Exercise instructions:
Would you return all of this data exactly, leaving nothing out?

Stored rows:
■ ■ ■ ■ ■
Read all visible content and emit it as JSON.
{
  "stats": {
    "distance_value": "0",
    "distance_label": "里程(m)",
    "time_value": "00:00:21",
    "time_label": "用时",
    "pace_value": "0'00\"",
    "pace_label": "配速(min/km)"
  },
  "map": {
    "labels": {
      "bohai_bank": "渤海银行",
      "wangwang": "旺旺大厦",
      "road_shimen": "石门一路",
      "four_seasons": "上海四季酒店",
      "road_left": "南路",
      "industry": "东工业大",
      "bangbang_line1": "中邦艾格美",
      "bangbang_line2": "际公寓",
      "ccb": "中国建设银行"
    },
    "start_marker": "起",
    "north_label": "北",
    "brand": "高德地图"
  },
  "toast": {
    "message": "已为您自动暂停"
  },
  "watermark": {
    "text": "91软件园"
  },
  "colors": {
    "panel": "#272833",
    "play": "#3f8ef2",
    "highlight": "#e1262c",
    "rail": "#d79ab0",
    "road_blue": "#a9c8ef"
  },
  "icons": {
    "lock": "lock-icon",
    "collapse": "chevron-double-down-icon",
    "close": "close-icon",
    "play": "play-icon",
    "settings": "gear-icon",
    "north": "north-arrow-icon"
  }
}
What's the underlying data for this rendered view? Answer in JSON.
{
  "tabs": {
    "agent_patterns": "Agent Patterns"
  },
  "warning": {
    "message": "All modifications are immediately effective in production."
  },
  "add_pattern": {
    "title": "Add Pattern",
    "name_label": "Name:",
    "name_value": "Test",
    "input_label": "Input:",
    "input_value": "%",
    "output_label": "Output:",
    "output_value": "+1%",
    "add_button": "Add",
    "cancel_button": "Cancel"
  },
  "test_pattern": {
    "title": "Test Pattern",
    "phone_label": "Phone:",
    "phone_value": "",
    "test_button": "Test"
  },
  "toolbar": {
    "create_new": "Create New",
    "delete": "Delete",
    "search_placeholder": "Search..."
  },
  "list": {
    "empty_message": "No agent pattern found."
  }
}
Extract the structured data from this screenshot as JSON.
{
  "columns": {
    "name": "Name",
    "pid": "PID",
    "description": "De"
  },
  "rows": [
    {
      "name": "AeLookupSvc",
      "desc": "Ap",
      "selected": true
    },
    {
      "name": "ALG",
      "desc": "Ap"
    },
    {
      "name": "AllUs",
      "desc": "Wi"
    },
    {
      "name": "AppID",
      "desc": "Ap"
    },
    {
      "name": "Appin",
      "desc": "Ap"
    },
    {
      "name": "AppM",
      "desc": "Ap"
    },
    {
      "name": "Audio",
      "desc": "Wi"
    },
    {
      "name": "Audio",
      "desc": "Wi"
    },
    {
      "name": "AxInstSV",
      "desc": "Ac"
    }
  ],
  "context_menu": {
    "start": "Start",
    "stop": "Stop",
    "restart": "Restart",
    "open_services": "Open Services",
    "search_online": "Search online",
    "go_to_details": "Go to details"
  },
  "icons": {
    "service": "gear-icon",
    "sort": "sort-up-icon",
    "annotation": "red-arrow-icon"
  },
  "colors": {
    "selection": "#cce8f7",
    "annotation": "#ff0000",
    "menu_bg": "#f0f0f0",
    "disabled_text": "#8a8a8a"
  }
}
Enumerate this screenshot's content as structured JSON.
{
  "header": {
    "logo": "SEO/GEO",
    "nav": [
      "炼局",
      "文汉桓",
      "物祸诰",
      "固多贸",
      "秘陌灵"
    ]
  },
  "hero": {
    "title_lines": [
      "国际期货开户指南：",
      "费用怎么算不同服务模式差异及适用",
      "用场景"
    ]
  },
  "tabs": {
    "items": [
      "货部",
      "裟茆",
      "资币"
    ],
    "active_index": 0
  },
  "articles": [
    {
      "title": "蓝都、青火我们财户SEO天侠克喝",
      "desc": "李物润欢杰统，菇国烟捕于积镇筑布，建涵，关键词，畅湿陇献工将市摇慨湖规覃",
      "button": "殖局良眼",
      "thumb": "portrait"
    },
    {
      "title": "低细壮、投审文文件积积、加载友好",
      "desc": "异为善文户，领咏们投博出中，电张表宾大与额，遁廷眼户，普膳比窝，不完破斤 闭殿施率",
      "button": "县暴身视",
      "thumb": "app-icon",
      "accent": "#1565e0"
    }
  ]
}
■ ■ ■ ■ ■
Answer to the exercise:
Read all visible content and emit it as JSON.
{
  "stats": {
    "distance_value": "0",
    "distance_label": "里程(m)",
    "time_value": "00:00:21",
    "time_label": "用时",
    "pace_value": "0'00\"",
    "pace_label": "配速(min/km)"
  },
  "map": {
    "labels": {
      "bohai_bank": "渤海银行",
      "wangwang": "旺旺大厦",
      "road_shimen": "石门一路",
      "four_seasons": "上海四季酒店",
      "road_left": "南路",
      "industry": "东工业大",
      "bangbang_line1": "中邦艾格美",
      "bangbang_line2": "际公寓",
      "ccb": "中国建设银行"
    },
    "start_marker": "起",
    "north_label": "北",
    "brand": "高德地图"
  },
  "toast": {
    "message": "已为您自动暂停"
  },
  "watermark": {
    "text": "91软件园"
  },
  "colors": {
    "panel": "#272833",
    "play": "#3f8ef2",
    "highlight": "#e1262c",
    "rail": "#d79ab0",
    "road_blue": "#a9c8ef"
  },
  "icons": {
    "lock": "lock-icon",
    "collapse": "chevron-double-down-icon",
    "close": "close-icon",
    "play": "play-icon",
    "settings": "gear-icon",
    "north": "north-arrow-icon"
  }
}
What's the underlying data for this rendered view? Answer in JSON.
{
  "tabs": {
    "agent_patterns": "Agent Patterns"
  },
  "warning": {
    "message": "All modifications are immediately effective in production."
  },
  "add_pattern": {
    "title": "Add Pattern",
    "name_label": "Name:",
    "name_value": "Test",
    "input_label": "Input:",
    "input_value": "%",
    "output_label": "Output:",
    "output_value": "+1%",
    "add_button": "Add",
    "cancel_button": "Cancel"
  },
  "test_pattern": {
    "title": "Test Pattern",
    "phone_label": "Phone:",
    "phone_value": "",
    "test_button": "Test"
  },
  "toolbar": {
    "create_new": "Create New",
    "delete": "Delete",
    "search_placeholder": "Search..."
  },
  "list": {
    "empty_message": "No agent pattern found."
  }
}
Extract the structured data from this screenshot as JSON.
{
  "columns": {
    "name": "Name",
    "pid": "PID",
    "description": "De"
  },
  "rows": [
    {
      "name": "AeLookupSvc",
      "desc": "Ap",
      "selected": true
    },
    {
      "name": "ALG",
      "desc": "Ap"
    },
    {
      "name": "AllUs",
      "desc": "Wi"
    },
    {
      "name": "AppID",
      "desc": "Ap"
    },
    {
      "name": "Appin",
      "desc": "Ap"
    },
    {
      "name": "AppM",
      "desc": "Ap"
    },
    {
      "name": "Audio",
      "desc": "Wi"
    },
    {
      "name": "Audio",
      "desc": "Wi"
    },
    {
      "name": "AxInstSV",
      "desc": "Ac"
    }
  ],
  "context_menu": {
    "start": "Start",
    "stop": "Stop",
    "restart": "Restart",
    "open_services": "Open Services",
    "search_online": "Search online",
    "go_to_details": "Go to details"
  },
  "icons": {
    "service": "gear-icon",
    "sort": "sort-up-icon",
    "annotation": "red-arrow-icon"
  },
  "colors": {
    "selection": "#cce8f7",
    "annotation": "#ff0000",
    "menu_bg": "#f0f0f0",
    "disabled_text": "#8a8a8a"
  }
}
Enumerate this screenshot's content as structured JSON.
{
  "header": {
    "logo": "SEO/GEO",
    "nav": [
      "炼局",
      "文汉桓",
      "物祸诰",
      "固多贸",
      "秘陌灵"
    ]
  },
  "hero": {
    "title_lines": [
      "国际期货开户指南：",
      "费用怎么算不同服务模式差异及适用",
      "用场景"
    ]
  },
  "tabs": {
    "items": [
      "货部",
      "裟茆",
      "资币"
    ],
    "active_index": 0
  },
  "articles": [
    {
      "title": "蓝都、青火我们财户SEO天侠克喝",
      "desc": "李物润欢杰统，菇国烟捕于积镇筑布，建涵，关键词，畅湿陇献工将市摇慨湖规覃",
      "button": "殖局良眼",
      "thumb": "portrait"
    },
    {
      "title": "低细壮、投审文文件积积、加载友好",
      "desc": "异为善文户，领咏们投博出中，电张表宾大与额，遁廷眼户，普膳比窝，不完破斤 闭殿施率",
      "button": "县暴身视",
      "thumb": "app-icon",
      "accent": "#1565e0"
    }
  ]
}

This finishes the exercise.